Please reproduce every record, keeping each one exactly as written.
Begin EXTRACTED ENTRIES
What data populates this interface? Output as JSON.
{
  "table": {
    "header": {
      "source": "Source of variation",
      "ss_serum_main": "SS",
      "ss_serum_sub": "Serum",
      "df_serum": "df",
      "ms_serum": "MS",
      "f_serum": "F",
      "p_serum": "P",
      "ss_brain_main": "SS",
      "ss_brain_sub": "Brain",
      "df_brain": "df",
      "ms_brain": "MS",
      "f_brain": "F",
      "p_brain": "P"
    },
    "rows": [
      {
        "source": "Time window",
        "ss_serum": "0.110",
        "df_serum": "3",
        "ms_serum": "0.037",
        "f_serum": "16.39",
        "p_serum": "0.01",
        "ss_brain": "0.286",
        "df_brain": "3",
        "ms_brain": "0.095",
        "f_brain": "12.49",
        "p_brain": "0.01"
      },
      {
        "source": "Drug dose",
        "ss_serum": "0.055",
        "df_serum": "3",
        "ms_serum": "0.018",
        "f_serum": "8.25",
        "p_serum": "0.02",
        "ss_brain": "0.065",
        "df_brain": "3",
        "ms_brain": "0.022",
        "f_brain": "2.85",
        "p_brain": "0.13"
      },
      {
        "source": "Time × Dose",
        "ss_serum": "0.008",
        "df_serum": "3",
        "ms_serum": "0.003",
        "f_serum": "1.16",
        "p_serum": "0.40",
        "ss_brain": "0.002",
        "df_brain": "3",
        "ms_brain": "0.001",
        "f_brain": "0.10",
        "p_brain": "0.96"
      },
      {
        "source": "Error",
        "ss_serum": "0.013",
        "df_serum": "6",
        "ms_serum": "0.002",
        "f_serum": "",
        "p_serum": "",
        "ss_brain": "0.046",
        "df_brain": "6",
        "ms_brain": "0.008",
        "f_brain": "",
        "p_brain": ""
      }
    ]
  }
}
End EXTRACTED ENTRIES
* FINAL ANSWER
What data populates this interface? Output as JSON.
{
  "table": {
    "header": {
      "source": "Source of variation",
      "ss_serum_main": "SS",
      "ss_serum_sub": "Serum",
      "df_serum": "df",
      "ms_serum": "MS",
      "f_serum": "F",
      "p_serum": "P",
      "ss_brain_main": "SS",
      "ss_brain_sub": "Brain",
      "df_brain": "df",
      "ms_brain": "MS",
      "f_brain": "F",
      "p_brain": "P"
    },
    "rows": [
      {
        "source": "Time window",
        "ss_serum": "0.110",
        "df_serum": "3",
        "ms_serum": "0.037",
        "f_serum": "16.39",
        "p_serum": "0.01",
        "ss_brain": "0.286",
        "df_brain": "3",
        "ms_brain": "0.095",
        "f_brain": "12.49",
        "p_brain": "0.01"
      },
      {
        "source": "Drug dose",
        "ss_serum": "0.055",
        "df_serum": "3",
        "ms_serum": "0.018",
        "f_serum": "8.25",
        "p_serum": "0.02",
        "ss_brain": "0.065",
        "df_brain": "3",
        "ms_brain": "0.022",
        "f_brain": "2.85",
        "p_brain": "0.13"
      },
      {
        "source": "Time × Dose",
        "ss_serum": "0.008",
        "df_serum": "3",
        "ms_serum": "0.003",
        "f_serum": "1.16",
        "p_serum": "0.40",
        "ss_brain": "0.002",
        "df_brain": "3",
        "ms_brain": "0.001",
        "f_brain": "0.10",
        "p_brain": "0.96"
      },
      {
        "source": "Error",
        "ss_serum": "0.013",
        "df_serum": "6",
        "ms_serum": "0.002",
        "f_serum": "",
        "p_serum": "",
        "ss_brain": "0.046",
        "df_brain": "6",
        "ms_brain": "0.008",
        "f_brain": "",
        "p_brain": ""
      }
    ]
  }
}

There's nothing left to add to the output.